Items listed in a dataset
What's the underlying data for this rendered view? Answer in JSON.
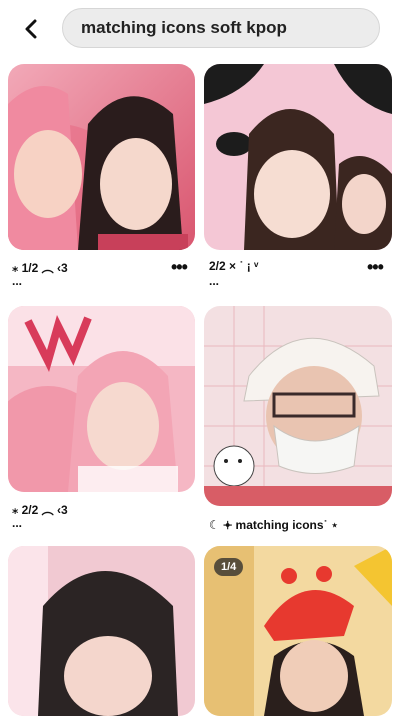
{
  "search": {
    "query": "matching icons soft kpop"
  },
  "pins": [
    {
      "caption": "⁎ 1/2 ︵ ‹3",
      "more": "•••",
      "extra": "..."
    },
    {
      "caption": "2/2 × ˙ ¡ ᵛ",
      "more": "•••",
      "extra": "..."
    },
    {
      "caption": "⁎ 2/2 ︵ ‹3",
      "more": "•••",
      "extra": "..."
    },
    {
      "caption": "☾ 𖥔 matching icons˙ ⋆",
      "more": "•••"
    },
    {
      "badge": "1/4"
    }
  ],
  "icons": [
    "back-arrow-icon",
    "more-options-icon"
  ]
}
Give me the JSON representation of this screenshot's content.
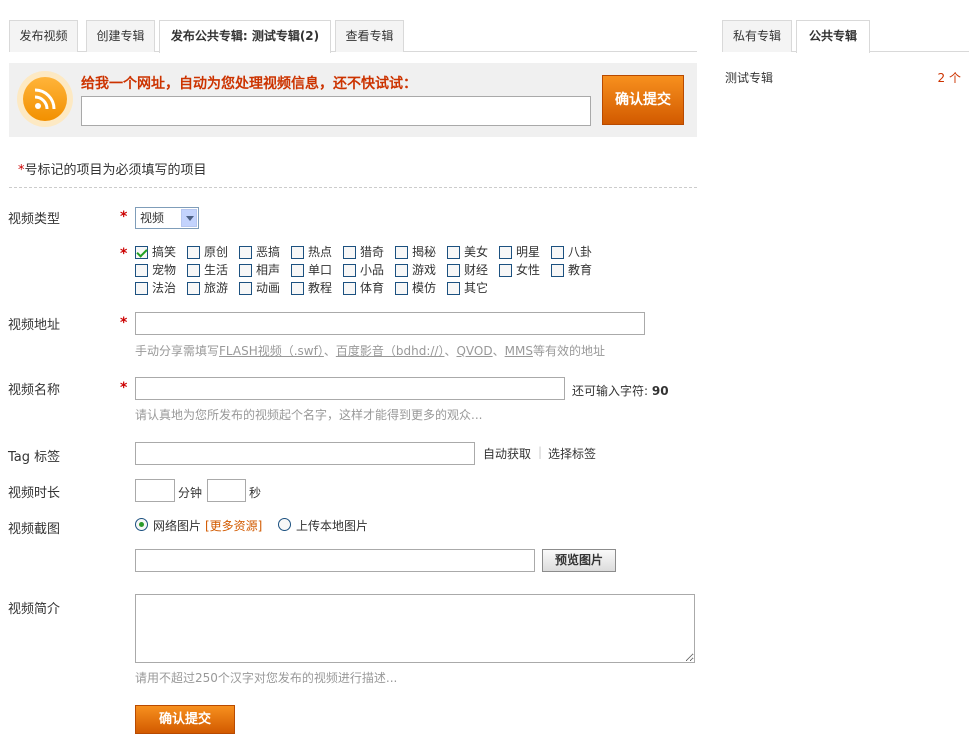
{
  "tabs": [
    {
      "label": "发布视频"
    },
    {
      "label": "创建专辑"
    },
    {
      "label": "发布公共专辑: 测试专辑(2)"
    },
    {
      "label": "查看专辑"
    }
  ],
  "right_tabs": [
    {
      "label": "私有专辑"
    },
    {
      "label": "公共专辑"
    }
  ],
  "sidebar": {
    "album_name": "测试专辑",
    "album_count": "2 个"
  },
  "submit_box": {
    "prompt": "给我一个网址，自动为您处理视频信息，还不快试试：",
    "url_value": "",
    "confirm_label": "确认提交"
  },
  "required_note": {
    "star": "*",
    "text": "号标记的项目为必须填写的项目"
  },
  "form": {
    "type_label": "视频类型",
    "type_value": "视频",
    "categories": [
      {
        "label": "搞笑",
        "checked": true
      },
      {
        "label": "原创",
        "checked": false
      },
      {
        "label": "恶搞",
        "checked": false
      },
      {
        "label": "热点",
        "checked": false
      },
      {
        "label": "猎奇",
        "checked": false
      },
      {
        "label": "揭秘",
        "checked": false
      },
      {
        "label": "美女",
        "checked": false
      },
      {
        "label": "明星",
        "checked": false
      },
      {
        "label": "八卦",
        "checked": false
      },
      {
        "label": "宠物",
        "checked": false
      },
      {
        "label": "生活",
        "checked": false
      },
      {
        "label": "相声",
        "checked": false
      },
      {
        "label": "单口",
        "checked": false
      },
      {
        "label": "小品",
        "checked": false
      },
      {
        "label": "游戏",
        "checked": false
      },
      {
        "label": "财经",
        "checked": false
      },
      {
        "label": "女性",
        "checked": false
      },
      {
        "label": "教育",
        "checked": false
      },
      {
        "label": "法治",
        "checked": false
      },
      {
        "label": "旅游",
        "checked": false
      },
      {
        "label": "动画",
        "checked": false
      },
      {
        "label": "教程",
        "checked": false
      },
      {
        "label": "体育",
        "checked": false
      },
      {
        "label": "模仿",
        "checked": false
      },
      {
        "label": "其它",
        "checked": false
      }
    ],
    "url_label": "视频地址",
    "url_hint": {
      "prefix": "手动分享需填写",
      "flash": "FLASH视频（.swf）",
      "sep1": "、",
      "baidu": "百度影音（bdhd://）",
      "sep2": "、",
      "qvod": "QVOD",
      "sep3": "、",
      "mms": "MMS",
      "suffix": "等有效的地址"
    },
    "name_label": "视频名称",
    "name_counter_text": "还可输入字符: ",
    "name_counter_value": "90",
    "name_hint": "请认真地为您所发布的视频起个名字，这样才能得到更多的观众...",
    "tag_label": "Tag 标签",
    "tag_auto": "自动获取",
    "tag_choose": "选择标签",
    "duration_label": "视频时长",
    "duration_min_unit": "分钟",
    "duration_sec_unit": "秒",
    "screenshot_label": "视频截图",
    "screenshot_option_web": "网络图片",
    "screenshot_more": "[更多资源]",
    "screenshot_option_upload": "上传本地图片",
    "preview_label": "预览图片",
    "desc_label": "视频简介",
    "desc_hint": "请用不超过250个汉字对您发布的视频进行描述...",
    "submit_label": "确认提交",
    "required_star": "*"
  },
  "colors": {
    "accent": "#d25a00",
    "prompt": "#cc3300",
    "required": "#cc0000"
  }
}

SET TASK: From the listing, extract all text exactly as given and drop any picture.

EXERCISE RESULT:
What's the underlying data for this rendered view? Answer in JSON.
{
  "search": {
    "query": "matching icons soft kpop"
  },
  "pins": [
    {
      "caption": "⁎ 1/2 ︵ ‹3",
      "more": "•••",
      "extra": "..."
    },
    {
      "caption": "2/2 × ˙ ¡ ᵛ",
      "more": "•••",
      "extra": "..."
    },
    {
      "caption": "⁎ 2/2 ︵ ‹3",
      "more": "•••",
      "extra": "..."
    },
    {
      "caption": "☾ 𖥔 matching icons˙ ⋆",
      "more": "•••"
    },
    {
      "badge": "1/4"
    }
  ],
  "icons": [
    "back-arrow-icon",
    "more-options-icon"
  ]
}
Give me the JSON representation of this screenshot's content.
{
  "tabs": [
    {
      "label": "发布视频"
    },
    {
      "label": "创建专辑"
    },
    {
      "label": "发布公共专辑: 测试专辑(2)"
    },
    {
      "label": "查看专辑"
    }
  ],
  "right_tabs": [
    {
      "label": "私有专辑"
    },
    {
      "label": "公共专辑"
    }
  ],
  "sidebar": {
    "album_name": "测试专辑",
    "album_count": "2 个"
  },
  "submit_box": {
    "prompt": "给我一个网址，自动为您处理视频信息，还不快试试：",
    "url_value": "",
    "confirm_label": "确认提交"
  },
  "required_note": {
    "star": "*",
    "text": "号标记的项目为必须填写的项目"
  },
  "form": {
    "type_label": "视频类型",
    "type_value": "视频",
    "categories": [
      {
        "label": "搞笑",
        "checked": true
      },
      {
        "label": "原创",
        "checked": false
      },
      {
        "label": "恶搞",
        "checked": false
      },
      {
        "label": "热点",
        "checked": false
      },
      {
        "label": "猎奇",
        "checked": false
      },
      {
        "label": "揭秘",
        "checked": false
      },
      {
        "label": "美女",
        "checked": false
      },
      {
        "label": "明星",
        "checked": false
      },
      {
        "label": "八卦",
        "checked": false
      },
      {
        "label": "宠物",
        "checked": false
      },
      {
        "label": "生活",
        "checked": false
      },
      {
        "label": "相声",
        "checked": false
      },
      {
        "label": "单口",
        "checked": false
      },
      {
        "label": "小品",
        "checked": false
      },
      {
        "label": "游戏",
        "checked": false
      },
      {
        "label": "财经",
        "checked": false
      },
      {
        "label": "女性",
        "checked": false
      },
      {
        "label": "教育",
        "checked": false
      },
      {
        "label": "法治",
        "checked": false
      },
      {
        "label": "旅游",
        "checked": false
      },
      {
        "label": "动画",
        "checked": false
      },
      {
        "label": "教程",
        "checked": false
      },
      {
        "label": "体育",
        "checked": false
      },
      {
        "label": "模仿",
        "checked": false
      },
      {
        "label": "其它",
        "checked": false
      }
    ],
    "url_label": "视频地址",
    "url_hint": {
      "prefix": "手动分享需填写",
      "flash": "FLASH视频（.swf）",
      "sep1": "、",
      "baidu": "百度影音（bdhd://）",
      "sep2": "、",
      "qvod": "QVOD",
      "sep3": "、",
      "mms": "MMS",
      "suffix": "等有效的地址"
    },
    "name_label": "视频名称",
    "name_counter_text": "还可输入字符: ",
    "name_counter_value": "90",
    "name_hint": "请认真地为您所发布的视频起个名字，这样才能得到更多的观众...",
    "tag_label": "Tag 标签",
    "tag_auto": "自动获取",
    "tag_choose": "选择标签",
    "duration_label": "视频时长",
    "duration_min_unit": "分钟",
    "duration_sec_unit": "秒",
    "screenshot_label": "视频截图",
    "screenshot_option_web": "网络图片",
    "screenshot_more": "[更多资源]",
    "screenshot_option_upload": "上传本地图片",
    "preview_label": "预览图片",
    "desc_label": "视频简介",
    "desc_hint": "请用不超过250个汉字对您发布的视频进行描述...",
    "submit_label": "确认提交",
    "required_star": "*"
  },
  "colors": {
    "accent": "#d25a00",
    "prompt": "#cc3300",
    "required": "#cc0000"
  }
}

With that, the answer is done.